INFORMATION PROVIDED:
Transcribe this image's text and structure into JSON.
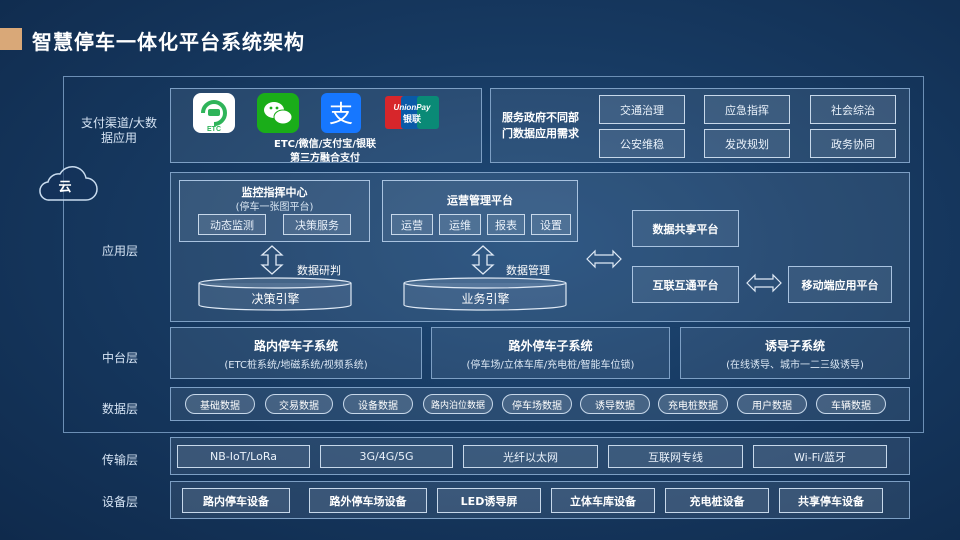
{
  "title": "智慧停车一体化平台系统架构",
  "layers": {
    "payment": "支付渠道/大数据应用",
    "cloud": "云",
    "app": "应用层",
    "middle": "中台层",
    "data": "数据层",
    "transport": "传输层",
    "device": "设备层"
  },
  "payment": {
    "icons": [
      "ETC",
      "微信",
      "支付宝",
      "UnionPay 银联"
    ],
    "caption": [
      "ETC/微信/支付宝/银联",
      "第三方融合支付"
    ]
  },
  "gov": {
    "desc": [
      "服务政府不同部",
      "门数据应用需求"
    ],
    "items": [
      "交通治理",
      "应急指挥",
      "社会综治",
      "公安维稳",
      "发改规划",
      "政务协同"
    ]
  },
  "monitor": {
    "title": "监控指挥中心",
    "subtitle": "(停车一张图平台)",
    "buttons": [
      "动态监测",
      "决策服务"
    ],
    "arrow_label": "数据研判",
    "engine": "决策引擎"
  },
  "ops": {
    "title": "运营管理平台",
    "buttons": [
      "运营",
      "运维",
      "报表",
      "设置"
    ],
    "arrow_label": "数据管理",
    "engine": "业务引擎"
  },
  "platforms": {
    "share": "数据共享平台",
    "interop": "互联互通平台",
    "mobile": "移动端应用平台"
  },
  "subsystems": [
    {
      "title": "路内停车子系统",
      "desc": "(ETC桩系统/地磁系统/视频系统)"
    },
    {
      "title": "路外停车子系统",
      "desc": "(停车场/立体车库/充电桩/智能车位锁)"
    },
    {
      "title": "诱导子系统",
      "desc": "(在线诱导、城市一二三级诱导)"
    }
  ],
  "data_items": [
    "基础数据",
    "交易数据",
    "设备数据",
    "路内泊位数据",
    "停车场数据",
    "诱导数据",
    "充电桩数据",
    "用户数据",
    "车辆数据"
  ],
  "transport_items": [
    "NB-IoT/LoRa",
    "3G/4G/5G",
    "光纤以太网",
    "互联网专线",
    "Wi-Fi/蓝牙"
  ],
  "device_items": [
    "路内停车设备",
    "路外停车场设备",
    "LED诱导屏",
    "立体车库设备",
    "充电桩设备",
    "共享停车设备"
  ],
  "colors": {
    "accent": "#d9a878",
    "etc": "#2fb45a",
    "wechat": "#1aad19",
    "alipay": "#1677ff",
    "unionpay_red": "#d7262b",
    "unionpay_blue": "#0a5aa8",
    "unionpay_green": "#0a8a76"
  }
}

THE EXERCISE: Above are the records; copy every line in them that holds the word "desc".

THE RESULT:
    "desc": [
      "desc": "(ETC桩系统/地磁系统/视频系统)"
      "desc": "(停车场/立体车库/充电桩/智能车位锁)"
      "desc": "(在线诱导、城市一二三级诱导)"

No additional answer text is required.